**Objective**:
Set down every record once more, exactly as given.

**Material for this exercise**:
--------------------
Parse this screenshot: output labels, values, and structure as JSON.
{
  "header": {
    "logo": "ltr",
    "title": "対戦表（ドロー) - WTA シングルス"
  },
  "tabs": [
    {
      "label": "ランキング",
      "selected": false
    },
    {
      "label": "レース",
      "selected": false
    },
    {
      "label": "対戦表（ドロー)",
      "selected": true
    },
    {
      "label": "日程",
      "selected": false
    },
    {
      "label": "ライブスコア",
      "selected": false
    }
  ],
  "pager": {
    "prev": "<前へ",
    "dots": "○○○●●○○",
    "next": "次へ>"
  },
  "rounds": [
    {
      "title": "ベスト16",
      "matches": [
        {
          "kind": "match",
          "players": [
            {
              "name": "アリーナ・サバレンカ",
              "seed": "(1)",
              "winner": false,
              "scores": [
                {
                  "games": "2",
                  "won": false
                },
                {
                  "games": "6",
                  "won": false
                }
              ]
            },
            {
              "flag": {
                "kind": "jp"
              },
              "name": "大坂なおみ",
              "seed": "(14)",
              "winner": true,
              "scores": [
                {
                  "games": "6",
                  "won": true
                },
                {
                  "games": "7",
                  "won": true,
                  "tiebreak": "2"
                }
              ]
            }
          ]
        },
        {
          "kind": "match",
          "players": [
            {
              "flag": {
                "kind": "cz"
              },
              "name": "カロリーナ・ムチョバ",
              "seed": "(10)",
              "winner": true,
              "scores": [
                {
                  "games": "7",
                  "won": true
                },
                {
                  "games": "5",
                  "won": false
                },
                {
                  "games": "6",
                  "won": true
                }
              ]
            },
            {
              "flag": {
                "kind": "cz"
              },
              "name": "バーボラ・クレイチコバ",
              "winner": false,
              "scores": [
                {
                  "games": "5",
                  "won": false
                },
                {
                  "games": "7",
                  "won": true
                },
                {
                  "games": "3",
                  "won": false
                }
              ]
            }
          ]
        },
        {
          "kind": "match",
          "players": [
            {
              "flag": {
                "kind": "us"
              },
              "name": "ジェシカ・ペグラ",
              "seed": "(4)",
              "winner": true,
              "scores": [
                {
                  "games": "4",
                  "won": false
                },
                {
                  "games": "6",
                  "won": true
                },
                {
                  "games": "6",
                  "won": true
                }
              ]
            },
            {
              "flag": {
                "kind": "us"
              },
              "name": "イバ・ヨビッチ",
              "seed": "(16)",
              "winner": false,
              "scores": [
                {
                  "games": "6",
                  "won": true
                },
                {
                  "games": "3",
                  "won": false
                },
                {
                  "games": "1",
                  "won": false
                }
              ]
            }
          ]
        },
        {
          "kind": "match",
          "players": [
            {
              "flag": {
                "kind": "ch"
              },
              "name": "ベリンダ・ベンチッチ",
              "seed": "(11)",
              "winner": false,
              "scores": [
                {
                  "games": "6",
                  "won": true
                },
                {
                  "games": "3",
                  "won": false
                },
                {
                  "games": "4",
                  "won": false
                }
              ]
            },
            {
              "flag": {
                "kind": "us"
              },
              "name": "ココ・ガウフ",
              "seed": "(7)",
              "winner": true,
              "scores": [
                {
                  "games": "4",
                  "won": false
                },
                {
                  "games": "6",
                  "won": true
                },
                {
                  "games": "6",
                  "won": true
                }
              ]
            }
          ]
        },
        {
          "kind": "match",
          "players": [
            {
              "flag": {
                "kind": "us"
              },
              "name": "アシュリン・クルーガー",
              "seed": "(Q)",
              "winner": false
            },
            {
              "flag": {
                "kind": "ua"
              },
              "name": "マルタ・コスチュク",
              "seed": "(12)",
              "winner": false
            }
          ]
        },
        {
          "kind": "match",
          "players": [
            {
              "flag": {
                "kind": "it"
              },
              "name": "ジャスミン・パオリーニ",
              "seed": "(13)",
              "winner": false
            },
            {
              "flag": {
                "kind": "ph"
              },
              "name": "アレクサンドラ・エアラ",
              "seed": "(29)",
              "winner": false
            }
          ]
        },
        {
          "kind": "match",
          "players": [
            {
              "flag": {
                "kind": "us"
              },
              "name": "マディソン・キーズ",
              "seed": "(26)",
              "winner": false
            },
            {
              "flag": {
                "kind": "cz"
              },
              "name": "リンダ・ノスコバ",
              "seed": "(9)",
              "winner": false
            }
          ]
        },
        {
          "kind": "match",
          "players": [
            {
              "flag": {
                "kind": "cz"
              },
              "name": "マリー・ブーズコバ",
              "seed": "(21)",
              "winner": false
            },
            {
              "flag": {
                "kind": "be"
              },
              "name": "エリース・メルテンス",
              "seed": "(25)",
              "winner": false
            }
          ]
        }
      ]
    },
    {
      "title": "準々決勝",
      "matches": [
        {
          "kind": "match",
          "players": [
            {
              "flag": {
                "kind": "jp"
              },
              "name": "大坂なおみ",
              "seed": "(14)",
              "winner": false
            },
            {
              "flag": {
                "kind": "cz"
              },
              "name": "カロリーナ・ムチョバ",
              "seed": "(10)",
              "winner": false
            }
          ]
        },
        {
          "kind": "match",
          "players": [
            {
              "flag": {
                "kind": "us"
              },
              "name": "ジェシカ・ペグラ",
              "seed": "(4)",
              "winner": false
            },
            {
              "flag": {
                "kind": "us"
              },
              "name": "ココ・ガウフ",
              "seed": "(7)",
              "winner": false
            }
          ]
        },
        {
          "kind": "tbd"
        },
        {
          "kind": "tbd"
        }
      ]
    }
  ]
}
--------------------
**Written solution**:
Parse this screenshot: output labels, values, and structure as JSON.
{
  "header": {
    "logo": "ltr",
    "title": "対戦表（ドロー) - WTA シングルス"
  },
  "tabs": [
    {
      "label": "ランキング",
      "selected": false
    },
    {
      "label": "レース",
      "selected": false
    },
    {
      "label": "対戦表（ドロー)",
      "selected": true
    },
    {
      "label": "日程",
      "selected": false
    },
    {
      "label": "ライブスコア",
      "selected": false
    }
  ],
  "pager": {
    "prev": "<前へ",
    "dots": "○○○●●○○",
    "next": "次へ>"
  },
  "rounds": [
    {
      "title": "ベスト16",
      "matches": [
        {
          "kind": "match",
          "players": [
            {
              "name": "アリーナ・サバレンカ",
              "seed": "(1)",
              "winner": false,
              "scores": [
                {
                  "games": "2",
                  "won": false
                },
                {
                  "games": "6",
                  "won": false
                }
              ]
            },
            {
              "flag": {
                "kind": "jp"
              },
              "name": "大坂なおみ",
              "seed": "(14)",
              "winner": true,
              "scores": [
                {
                  "games": "6",
                  "won": true
                },
                {
                  "games": "7",
                  "won": true,
                  "tiebreak": "2"
                }
              ]
            }
          ]
        },
        {
          "kind": "match",
          "players": [
            {
              "flag": {
                "kind": "cz"
              },
              "name": "カロリーナ・ムチョバ",
              "seed": "(10)",
              "winner": true,
              "scores": [
                {
                  "games": "7",
                  "won": true
                },
                {
                  "games": "5",
                  "won": false
                },
                {
                  "games": "6",
                  "won": true
                }
              ]
            },
            {
              "flag": {
                "kind": "cz"
              },
              "name": "バーボラ・クレイチコバ",
              "winner": false,
              "scores": [
                {
                  "games": "5",
                  "won": false
                },
                {
                  "games": "7",
                  "won": true
                },
                {
                  "games": "3",
                  "won": false
                }
              ]
            }
          ]
        },
        {
          "kind": "match",
          "players": [
            {
              "flag": {
                "kind": "us"
              },
              "name": "ジェシカ・ペグラ",
              "seed": "(4)",
              "winner": true,
              "scores": [
                {
                  "games": "4",
                  "won": false
                },
                {
                  "games": "6",
                  "won": true
                },
                {
                  "games": "6",
                  "won": true
                }
              ]
            },
            {
              "flag": {
                "kind": "us"
              },
              "name": "イバ・ヨビッチ",
              "seed": "(16)",
              "winner": false,
              "scores": [
                {
                  "games": "6",
                  "won": true
                },
                {
                  "games": "3",
                  "won": false
                },
                {
                  "games": "1",
                  "won": false
                }
              ]
            }
          ]
        },
        {
          "kind": "match",
          "players": [
            {
              "flag": {
                "kind": "ch"
              },
              "name": "ベリンダ・ベンチッチ",
              "seed": "(11)",
              "winner": false,
              "scores": [
                {
                  "games": "6",
                  "won": true
                },
                {
                  "games": "3",
                  "won": false
                },
                {
                  "games": "4",
                  "won": false
                }
              ]
            },
            {
              "flag": {
                "kind": "us"
              },
              "name": "ココ・ガウフ",
              "seed": "(7)",
              "winner": true,
              "scores": [
                {
                  "games": "4",
                  "won": false
                },
                {
                  "games": "6",
                  "won": true
                },
                {
                  "games": "6",
                  "won": true
                }
              ]
            }
          ]
        },
        {
          "kind": "match",
          "players": [
            {
              "flag": {
                "kind": "us"
              },
              "name": "アシュリン・クルーガー",
              "seed": "(Q)",
              "winner": false
            },
            {
              "flag": {
                "kind": "ua"
              },
              "name": "マルタ・コスチュク",
              "seed": "(12)",
              "winner": false
            }
          ]
        },
        {
          "kind": "match",
          "players": [
            {
              "flag": {
                "kind": "it"
              },
              "name": "ジャスミン・パオリーニ",
              "seed": "(13)",
              "winner": false
            },
            {
              "flag": {
                "kind": "ph"
              },
              "name": "アレクサンドラ・エアラ",
              "seed": "(29)",
              "winner": false
            }
          ]
        },
        {
          "kind": "match",
          "players": [
            {
              "flag": {
                "kind": "us"
              },
              "name": "マディソン・キーズ",
              "seed": "(26)",
              "winner": false
            },
            {
              "flag": {
                "kind": "cz"
              },
              "name": "リンダ・ノスコバ",
              "seed": "(9)",
              "winner": false
            }
          ]
        },
        {
          "kind": "match",
          "players": [
            {
              "flag": {
                "kind": "cz"
              },
              "name": "マリー・ブーズコバ",
              "seed": "(21)",
              "winner": false
            },
            {
              "flag": {
                "kind": "be"
              },
              "name": "エリース・メルテンス",
              "seed": "(25)",
              "winner": false
            }
          ]
        }
      ]
    },
    {
      "title": "準々決勝",
      "matches": [
        {
          "kind": "match",
          "players": [
            {
              "flag": {
                "kind": "jp"
              },
              "name": "大坂なおみ",
              "seed": "(14)",
              "winner": false
            },
            {
              "flag": {
                "kind": "cz"
              },
              "name": "カロリーナ・ムチョバ",
              "seed": "(10)",
              "winner": false
            }
          ]
        },
        {
          "kind": "match",
          "players": [
            {
              "flag": {
                "kind": "us"
              },
              "name": "ジェシカ・ペグラ",
              "seed": "(4)",
              "winner": false
            },
            {
              "flag": {
                "kind": "us"
              },
              "name": "ココ・ガウフ",
              "seed": "(7)",
              "winner": false
            }
          ]
        },
        {
          "kind": "tbd"
        },
        {
          "kind": "tbd"
        }
      ]
    }
  ]
}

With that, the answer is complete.